• **Aim of the task**: The records are to be restated in their entirety, word for word.

• **Data for the task**:
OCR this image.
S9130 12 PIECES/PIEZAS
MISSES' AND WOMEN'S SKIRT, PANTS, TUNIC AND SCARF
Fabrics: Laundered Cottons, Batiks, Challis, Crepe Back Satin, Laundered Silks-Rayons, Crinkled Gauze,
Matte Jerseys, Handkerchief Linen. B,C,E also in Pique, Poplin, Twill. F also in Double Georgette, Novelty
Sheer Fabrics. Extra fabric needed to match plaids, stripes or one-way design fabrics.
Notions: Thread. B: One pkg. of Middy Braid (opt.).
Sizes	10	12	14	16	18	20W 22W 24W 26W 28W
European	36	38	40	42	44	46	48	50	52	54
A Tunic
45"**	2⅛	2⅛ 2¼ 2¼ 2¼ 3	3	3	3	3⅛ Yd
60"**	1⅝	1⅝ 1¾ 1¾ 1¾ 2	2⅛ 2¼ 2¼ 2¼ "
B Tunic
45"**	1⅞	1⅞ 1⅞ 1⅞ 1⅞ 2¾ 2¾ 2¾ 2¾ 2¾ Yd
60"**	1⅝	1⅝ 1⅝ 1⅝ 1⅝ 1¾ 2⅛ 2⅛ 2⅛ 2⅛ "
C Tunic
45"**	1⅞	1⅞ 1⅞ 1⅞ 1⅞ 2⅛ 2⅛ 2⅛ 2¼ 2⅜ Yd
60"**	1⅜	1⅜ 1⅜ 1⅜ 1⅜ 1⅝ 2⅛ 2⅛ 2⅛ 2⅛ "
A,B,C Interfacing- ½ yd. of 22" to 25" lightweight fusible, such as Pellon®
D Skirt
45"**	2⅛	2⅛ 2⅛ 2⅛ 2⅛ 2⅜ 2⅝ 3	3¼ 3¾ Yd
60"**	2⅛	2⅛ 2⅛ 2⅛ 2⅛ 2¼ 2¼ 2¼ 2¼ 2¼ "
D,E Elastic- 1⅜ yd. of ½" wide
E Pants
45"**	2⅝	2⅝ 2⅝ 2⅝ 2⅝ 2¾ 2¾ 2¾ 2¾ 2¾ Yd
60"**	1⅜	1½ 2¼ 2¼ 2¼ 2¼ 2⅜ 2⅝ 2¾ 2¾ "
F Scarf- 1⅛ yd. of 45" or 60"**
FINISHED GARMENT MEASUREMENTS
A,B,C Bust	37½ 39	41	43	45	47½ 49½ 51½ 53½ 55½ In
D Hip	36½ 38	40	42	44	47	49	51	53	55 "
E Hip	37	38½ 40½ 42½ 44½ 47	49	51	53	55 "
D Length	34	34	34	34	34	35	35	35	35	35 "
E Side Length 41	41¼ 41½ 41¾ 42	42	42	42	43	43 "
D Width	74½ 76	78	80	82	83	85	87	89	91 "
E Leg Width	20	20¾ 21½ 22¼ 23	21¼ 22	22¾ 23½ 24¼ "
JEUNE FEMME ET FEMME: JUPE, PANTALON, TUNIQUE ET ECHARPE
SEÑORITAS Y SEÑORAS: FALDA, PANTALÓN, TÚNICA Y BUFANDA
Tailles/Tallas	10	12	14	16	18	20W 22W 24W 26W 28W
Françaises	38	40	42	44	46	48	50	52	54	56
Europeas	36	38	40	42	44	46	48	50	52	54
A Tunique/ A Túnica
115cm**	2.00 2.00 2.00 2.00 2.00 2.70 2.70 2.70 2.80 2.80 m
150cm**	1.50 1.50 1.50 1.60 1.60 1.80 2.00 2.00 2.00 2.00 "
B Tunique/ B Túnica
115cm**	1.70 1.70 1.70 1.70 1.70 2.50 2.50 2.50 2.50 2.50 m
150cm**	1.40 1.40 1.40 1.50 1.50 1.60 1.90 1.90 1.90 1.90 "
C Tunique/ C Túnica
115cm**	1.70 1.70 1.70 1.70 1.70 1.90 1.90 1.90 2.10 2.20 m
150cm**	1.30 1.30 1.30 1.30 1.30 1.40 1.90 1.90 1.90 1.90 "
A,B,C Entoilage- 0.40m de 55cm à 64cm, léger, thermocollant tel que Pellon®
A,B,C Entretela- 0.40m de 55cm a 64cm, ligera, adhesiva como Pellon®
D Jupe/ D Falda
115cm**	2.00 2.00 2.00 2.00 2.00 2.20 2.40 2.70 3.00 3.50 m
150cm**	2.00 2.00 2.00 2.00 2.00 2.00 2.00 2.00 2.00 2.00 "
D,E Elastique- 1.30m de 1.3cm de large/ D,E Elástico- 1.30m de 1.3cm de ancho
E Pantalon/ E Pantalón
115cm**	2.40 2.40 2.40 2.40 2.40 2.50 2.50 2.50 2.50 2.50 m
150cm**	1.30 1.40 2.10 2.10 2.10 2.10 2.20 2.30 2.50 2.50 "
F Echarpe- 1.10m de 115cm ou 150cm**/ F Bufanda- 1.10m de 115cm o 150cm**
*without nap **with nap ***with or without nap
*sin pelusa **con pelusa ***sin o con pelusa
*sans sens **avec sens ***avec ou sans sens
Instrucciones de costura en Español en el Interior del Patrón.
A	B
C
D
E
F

• **Response**:
OCR this image.
S9130 12 PIECES/PIEZAS
MISSES' AND WOMEN'S SKIRT, PANTS, TUNIC AND SCARF
Fabrics: Laundered Cottons, Batiks, Challis, Crepe Back Satin, Laundered Silks-Rayons, Crinkled Gauze,
Matte Jerseys, Handkerchief Linen. B,C,E also in Pique, Poplin, Twill. F also in Double Georgette, Novelty
Sheer Fabrics. Extra fabric needed to match plaids, stripes or one-way design fabrics.
Notions: Thread. B: One pkg. of Middy Braid (opt.).
Sizes	10	12	14	16	18	20W 22W 24W 26W 28W
European	36	38	40	42	44	46	48	50	52	54
A Tunic
45"**	2⅛	2⅛ 2¼ 2¼ 2¼ 3	3	3	3	3⅛ Yd
60"**	1⅝	1⅝ 1¾ 1¾ 1¾ 2	2⅛ 2¼ 2¼ 2¼ "
B Tunic
45"**	1⅞	1⅞ 1⅞ 1⅞ 1⅞ 2¾ 2¾ 2¾ 2¾ 2¾ Yd
60"**	1⅝	1⅝ 1⅝ 1⅝ 1⅝ 1¾ 2⅛ 2⅛ 2⅛ 2⅛ "
C Tunic
45"**	1⅞	1⅞ 1⅞ 1⅞ 1⅞ 2⅛ 2⅛ 2⅛ 2¼ 2⅜ Yd
60"**	1⅜	1⅜ 1⅜ 1⅜ 1⅜ 1⅝ 2⅛ 2⅛ 2⅛ 2⅛ "
A,B,C Interfacing- ½ yd. of 22" to 25" lightweight fusible, such as Pellon®
D Skirt
45"**	2⅛	2⅛ 2⅛ 2⅛ 2⅛ 2⅜ 2⅝ 3	3¼ 3¾ Yd
60"**	2⅛	2⅛ 2⅛ 2⅛ 2⅛ 2¼ 2¼ 2¼ 2¼ 2¼ "
D,E Elastic- 1⅜ yd. of ½" wide
E Pants
45"**	2⅝	2⅝ 2⅝ 2⅝ 2⅝ 2¾ 2¾ 2¾ 2¾ 2¾ Yd
60"**	1⅜	1½ 2¼ 2¼ 2¼ 2¼ 2⅜ 2⅝ 2¾ 2¾ "
F Scarf- 1⅛ yd. of 45" or 60"**
FINISHED GARMENT MEASUREMENTS
A,B,C Bust	37½ 39	41	43	45	47½ 49½ 51½ 53½ 55½ In
D Hip	36½ 38	40	42	44	47	49	51	53	55 "
E Hip	37	38½ 40½ 42½ 44½ 47	49	51	53	55 "
D Length	34	34	34	34	34	35	35	35	35	35 "
E Side Length 41	41¼ 41½ 41¾ 42	42	42	42	43	43 "
D Width	74½ 76	78	80	82	83	85	87	89	91 "
E Leg Width	20	20¾ 21½ 22¼ 23	21¼ 22	22¾ 23½ 24¼ "
JEUNE FEMME ET FEMME: JUPE, PANTALON, TUNIQUE ET ECHARPE
SEÑORITAS Y SEÑORAS: FALDA, PANTALÓN, TÚNICA Y BUFANDA
Tailles/Tallas	10	12	14	16	18	20W 22W 24W 26W 28W
Françaises	38	40	42	44	46	48	50	52	54	56
Europeas	36	38	40	42	44	46	48	50	52	54
A Tunique/ A Túnica
115cm**	2.00 2.00 2.00 2.00 2.00 2.70 2.70 2.70 2.80 2.80 m
150cm**	1.50 1.50 1.50 1.60 1.60 1.80 2.00 2.00 2.00 2.00 "
B Tunique/ B Túnica
115cm**	1.70 1.70 1.70 1.70 1.70 2.50 2.50 2.50 2.50 2.50 m
150cm**	1.40 1.40 1.40 1.50 1.50 1.60 1.90 1.90 1.90 1.90 "
C Tunique/ C Túnica
115cm**	1.70 1.70 1.70 1.70 1.70 1.90 1.90 1.90 2.10 2.20 m
150cm**	1.30 1.30 1.30 1.30 1.30 1.40 1.90 1.90 1.90 1.90 "
A,B,C Entoilage- 0.40m de 55cm à 64cm, léger, thermocollant tel que Pellon®
A,B,C Entretela- 0.40m de 55cm a 64cm, ligera, adhesiva como Pellon®
D Jupe/ D Falda
115cm**	2.00 2.00 2.00 2.00 2.00 2.20 2.40 2.70 3.00 3.50 m
150cm**	2.00 2.00 2.00 2.00 2.00 2.00 2.00 2.00 2.00 2.00 "
D,E Elastique- 1.30m de 1.3cm de large/ D,E Elástico- 1.30m de 1.3cm de ancho
E Pantalon/ E Pantalón
115cm**	2.40 2.40 2.40 2.40 2.40 2.50 2.50 2.50 2.50 2.50 m
150cm**	1.30 1.40 2.10 2.10 2.10 2.10 2.20 2.30 2.50 2.50 "
F Echarpe- 1.10m de 115cm ou 150cm**/ F Bufanda- 1.10m de 115cm o 150cm**
*without nap **with nap ***with or without nap
*sin pelusa **con pelusa ***sin o con pelusa
*sans sens **avec sens ***avec ou sans sens
Instrucciones de costura en Español en el Interior del Patrón.
A	B
C
D
E
F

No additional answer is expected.